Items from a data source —
+ + +
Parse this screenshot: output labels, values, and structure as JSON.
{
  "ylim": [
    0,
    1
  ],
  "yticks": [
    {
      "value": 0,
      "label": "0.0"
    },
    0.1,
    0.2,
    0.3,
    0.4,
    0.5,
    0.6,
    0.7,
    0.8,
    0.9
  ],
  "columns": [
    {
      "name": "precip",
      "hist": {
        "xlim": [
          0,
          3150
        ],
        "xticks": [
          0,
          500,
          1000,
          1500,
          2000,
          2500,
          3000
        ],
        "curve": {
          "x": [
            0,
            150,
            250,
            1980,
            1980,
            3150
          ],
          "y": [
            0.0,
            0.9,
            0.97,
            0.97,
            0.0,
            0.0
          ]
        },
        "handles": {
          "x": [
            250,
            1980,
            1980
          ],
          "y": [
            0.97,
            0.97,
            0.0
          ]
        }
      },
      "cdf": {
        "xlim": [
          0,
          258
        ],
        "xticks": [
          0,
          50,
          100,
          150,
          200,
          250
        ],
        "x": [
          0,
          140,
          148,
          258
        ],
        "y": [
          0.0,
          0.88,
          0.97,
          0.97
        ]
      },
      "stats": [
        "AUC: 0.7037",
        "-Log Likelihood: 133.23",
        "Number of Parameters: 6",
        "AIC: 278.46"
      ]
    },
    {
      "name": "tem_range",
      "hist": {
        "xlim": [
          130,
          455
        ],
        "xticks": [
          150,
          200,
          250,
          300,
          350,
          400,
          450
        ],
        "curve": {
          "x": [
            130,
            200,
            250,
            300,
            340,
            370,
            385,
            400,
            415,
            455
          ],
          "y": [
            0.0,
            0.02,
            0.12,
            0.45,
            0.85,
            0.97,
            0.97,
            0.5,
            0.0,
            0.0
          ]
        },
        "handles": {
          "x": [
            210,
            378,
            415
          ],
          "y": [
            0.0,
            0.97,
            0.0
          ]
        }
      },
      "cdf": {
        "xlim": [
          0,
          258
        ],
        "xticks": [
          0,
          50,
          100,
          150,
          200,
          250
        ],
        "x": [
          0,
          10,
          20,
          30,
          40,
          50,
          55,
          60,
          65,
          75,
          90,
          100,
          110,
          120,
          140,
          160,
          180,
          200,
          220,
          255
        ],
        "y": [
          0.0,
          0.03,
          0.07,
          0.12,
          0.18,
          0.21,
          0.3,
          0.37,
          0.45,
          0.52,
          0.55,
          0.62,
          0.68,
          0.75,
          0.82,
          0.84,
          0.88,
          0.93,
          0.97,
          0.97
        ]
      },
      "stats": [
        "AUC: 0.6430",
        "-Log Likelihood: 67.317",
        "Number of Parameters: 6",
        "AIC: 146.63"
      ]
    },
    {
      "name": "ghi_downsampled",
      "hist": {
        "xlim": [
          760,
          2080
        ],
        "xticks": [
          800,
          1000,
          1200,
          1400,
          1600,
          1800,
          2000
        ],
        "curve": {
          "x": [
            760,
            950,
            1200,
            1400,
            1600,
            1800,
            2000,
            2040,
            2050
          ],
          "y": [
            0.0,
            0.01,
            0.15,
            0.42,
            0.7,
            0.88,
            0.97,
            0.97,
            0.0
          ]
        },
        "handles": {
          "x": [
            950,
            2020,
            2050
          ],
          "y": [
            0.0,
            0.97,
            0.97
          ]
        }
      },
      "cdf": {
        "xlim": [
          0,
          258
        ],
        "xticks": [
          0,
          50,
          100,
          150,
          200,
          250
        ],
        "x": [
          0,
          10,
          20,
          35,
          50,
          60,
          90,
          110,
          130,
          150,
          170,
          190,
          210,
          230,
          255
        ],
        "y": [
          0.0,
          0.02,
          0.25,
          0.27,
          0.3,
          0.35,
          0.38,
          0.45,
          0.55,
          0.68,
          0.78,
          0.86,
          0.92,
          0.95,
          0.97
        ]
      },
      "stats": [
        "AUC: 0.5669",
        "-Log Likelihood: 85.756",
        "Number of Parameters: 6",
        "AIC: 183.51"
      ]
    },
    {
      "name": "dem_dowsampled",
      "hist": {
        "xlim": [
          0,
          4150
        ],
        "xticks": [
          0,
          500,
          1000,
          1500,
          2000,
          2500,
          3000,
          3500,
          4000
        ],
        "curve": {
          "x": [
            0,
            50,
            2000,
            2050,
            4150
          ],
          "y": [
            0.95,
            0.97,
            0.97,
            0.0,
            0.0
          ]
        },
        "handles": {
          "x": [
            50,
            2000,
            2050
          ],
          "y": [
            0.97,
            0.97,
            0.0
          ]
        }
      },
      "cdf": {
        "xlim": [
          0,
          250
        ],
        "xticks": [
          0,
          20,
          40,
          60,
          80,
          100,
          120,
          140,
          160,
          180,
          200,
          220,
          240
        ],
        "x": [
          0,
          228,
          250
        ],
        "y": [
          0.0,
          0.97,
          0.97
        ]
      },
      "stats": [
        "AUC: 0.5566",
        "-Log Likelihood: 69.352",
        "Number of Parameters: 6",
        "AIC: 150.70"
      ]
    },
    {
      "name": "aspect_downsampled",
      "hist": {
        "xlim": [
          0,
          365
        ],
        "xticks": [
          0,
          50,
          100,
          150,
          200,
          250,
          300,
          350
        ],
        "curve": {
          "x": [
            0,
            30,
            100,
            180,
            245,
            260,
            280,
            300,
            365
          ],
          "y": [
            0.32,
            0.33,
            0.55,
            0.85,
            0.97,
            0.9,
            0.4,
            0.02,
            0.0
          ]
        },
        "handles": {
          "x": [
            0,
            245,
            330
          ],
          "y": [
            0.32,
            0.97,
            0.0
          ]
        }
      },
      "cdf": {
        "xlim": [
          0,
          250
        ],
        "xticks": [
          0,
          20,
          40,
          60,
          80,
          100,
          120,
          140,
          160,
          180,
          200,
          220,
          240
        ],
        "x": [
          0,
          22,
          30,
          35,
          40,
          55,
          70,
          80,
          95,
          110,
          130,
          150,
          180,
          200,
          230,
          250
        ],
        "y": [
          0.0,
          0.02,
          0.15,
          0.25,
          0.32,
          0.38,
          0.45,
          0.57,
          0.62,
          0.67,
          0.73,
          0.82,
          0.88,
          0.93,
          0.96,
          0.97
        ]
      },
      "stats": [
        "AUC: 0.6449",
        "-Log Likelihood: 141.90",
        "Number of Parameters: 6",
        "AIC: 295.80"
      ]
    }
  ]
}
+ + +
Exercise requirements — Transcribe the material exactly as it reads.

Exercise answer —
Parse this screenshot: output labels, values, and structure as JSON.
{
  "ylim": [
    0,
    1
  ],
  "yticks": [
    {
      "value": 0,
      "label": "0.0"
    },
    0.1,
    0.2,
    0.3,
    0.4,
    0.5,
    0.6,
    0.7,
    0.8,
    0.9
  ],
  "columns": [
    {
      "name": "precip",
      "hist": {
        "xlim": [
          0,
          3150
        ],
        "xticks": [
          0,
          500,
          1000,
          1500,
          2000,
          2500,
          3000
        ],
        "curve": {
          "x": [
            0,
            150,
            250,
            1980,
            1980,
            3150
          ],
          "y": [
            0.0,
            0.9,
            0.97,
            0.97,
            0.0,
            0.0
          ]
        },
        "handles": {
          "x": [
            250,
            1980,
            1980
          ],
          "y": [
            0.97,
            0.97,
            0.0
          ]
        }
      },
      "cdf": {
        "xlim": [
          0,
          258
        ],
        "xticks": [
          0,
          50,
          100,
          150,
          200,
          250
        ],
        "x": [
          0,
          140,
          148,
          258
        ],
        "y": [
          0.0,
          0.88,
          0.97,
          0.97
        ]
      },
      "stats": [
        "AUC: 0.7037",
        "-Log Likelihood: 133.23",
        "Number of Parameters: 6",
        "AIC: 278.46"
      ]
    },
    {
      "name": "tem_range",
      "hist": {
        "xlim": [
          130,
          455
        ],
        "xticks": [
          150,
          200,
          250,
          300,
          350,
          400,
          450
        ],
        "curve": {
          "x": [
            130,
            200,
            250,
            300,
            340,
            370,
            385,
            400,
            415,
            455
          ],
          "y": [
            0.0,
            0.02,
            0.12,
            0.45,
            0.85,
            0.97,
            0.97,
            0.5,
            0.0,
            0.0
          ]
        },
        "handles": {
          "x": [
            210,
            378,
            415
          ],
          "y": [
            0.0,
            0.97,
            0.0
          ]
        }
      },
      "cdf": {
        "xlim": [
          0,
          258
        ],
        "xticks": [
          0,
          50,
          100,
          150,
          200,
          250
        ],
        "x": [
          0,
          10,
          20,
          30,
          40,
          50,
          55,
          60,
          65,
          75,
          90,
          100,
          110,
          120,
          140,
          160,
          180,
          200,
          220,
          255
        ],
        "y": [
          0.0,
          0.03,
          0.07,
          0.12,
          0.18,
          0.21,
          0.3,
          0.37,
          0.45,
          0.52,
          0.55,
          0.62,
          0.68,
          0.75,
          0.82,
          0.84,
          0.88,
          0.93,
          0.97,
          0.97
        ]
      },
      "stats": [
        "AUC: 0.6430",
        "-Log Likelihood: 67.317",
        "Number of Parameters: 6",
        "AIC: 146.63"
      ]
    },
    {
      "name": "ghi_downsampled",
      "hist": {
        "xlim": [
          760,
          2080
        ],
        "xticks": [
          800,
          1000,
          1200,
          1400,
          1600,
          1800,
          2000
        ],
        "curve": {
          "x": [
            760,
            950,
            1200,
            1400,
            1600,
            1800,
            2000,
            2040,
            2050
          ],
          "y": [
            0.0,
            0.01,
            0.15,
            0.42,
            0.7,
            0.88,
            0.97,
            0.97,
            0.0
          ]
        },
        "handles": {
          "x": [
            950,
            2020,
            2050
          ],
          "y": [
            0.0,
            0.97,
            0.97
          ]
        }
      },
      "cdf": {
        "xlim": [
          0,
          258
        ],
        "xticks": [
          0,
          50,
          100,
          150,
          200,
          250
        ],
        "x": [
          0,
          10,
          20,
          35,
          50,
          60,
          90,
          110,
          130,
          150,
          170,
          190,
          210,
          230,
          255
        ],
        "y": [
          0.0,
          0.02,
          0.25,
          0.27,
          0.3,
          0.35,
          0.38,
          0.45,
          0.55,
          0.68,
          0.78,
          0.86,
          0.92,
          0.95,
          0.97
        ]
      },
      "stats": [
        "AUC: 0.5669",
        "-Log Likelihood: 85.756",
        "Number of Parameters: 6",
        "AIC: 183.51"
      ]
    },
    {
      "name": "dem_dowsampled",
      "hist": {
        "xlim": [
          0,
          4150
        ],
        "xticks": [
          0,
          500,
          1000,
          1500,
          2000,
          2500,
          3000,
          3500,
          4000
        ],
        "curve": {
          "x": [
            0,
            50,
            2000,
            2050,
            4150
          ],
          "y": [
            0.95,
            0.97,
            0.97,
            0.0,
            0.0
          ]
        },
        "handles": {
          "x": [
            50,
            2000,
            2050
          ],
          "y": [
            0.97,
            0.97,
            0.0
          ]
        }
      },
      "cdf": {
        "xlim": [
          0,
          250
        ],
        "xticks": [
          0,
          20,
          40,
          60,
          80,
          100,
          120,
          140,
          160,
          180,
          200,
          220,
          240
        ],
        "x": [
          0,
          228,
          250
        ],
        "y": [
          0.0,
          0.97,
          0.97
        ]
      },
      "stats": [
        "AUC: 0.5566",
        "-Log Likelihood: 69.352",
        "Number of Parameters: 6",
        "AIC: 150.70"
      ]
    },
    {
      "name": "aspect_downsampled",
      "hist": {
        "xlim": [
          0,
          365
        ],
        "xticks": [
          0,
          50,
          100,
          150,
          200,
          250,
          300,
          350
        ],
        "curve": {
          "x": [
            0,
            30,
            100,
            180,
            245,
            260,
            280,
            300,
            365
          ],
          "y": [
            0.32,
            0.33,
            0.55,
            0.85,
            0.97,
            0.9,
            0.4,
            0.02,
            0.0
          ]
        },
        "handles": {
          "x": [
            0,
            245,
            330
          ],
          "y": [
            0.32,
            0.97,
            0.0
          ]
        }
      },
      "cdf": {
        "xlim": [
          0,
          250
        ],
        "xticks": [
          0,
          20,
          40,
          60,
          80,
          100,
          120,
          140,
          160,
          180,
          200,
          220,
          240
        ],
        "x": [
          0,
          22,
          30,
          35,
          40,
          55,
          70,
          80,
          95,
          110,
          130,
          150,
          180,
          200,
          230,
          250
        ],
        "y": [
          0.0,
          0.02,
          0.15,
          0.25,
          0.32,
          0.38,
          0.45,
          0.57,
          0.62,
          0.67,
          0.73,
          0.82,
          0.88,
          0.93,
          0.96,
          0.97
        ]
      },
      "stats": [
        "AUC: 0.6449",
        "-Log Likelihood: 141.90",
        "Number of Parameters: 6",
        "AIC: 295.80"
      ]
    }
  ]
}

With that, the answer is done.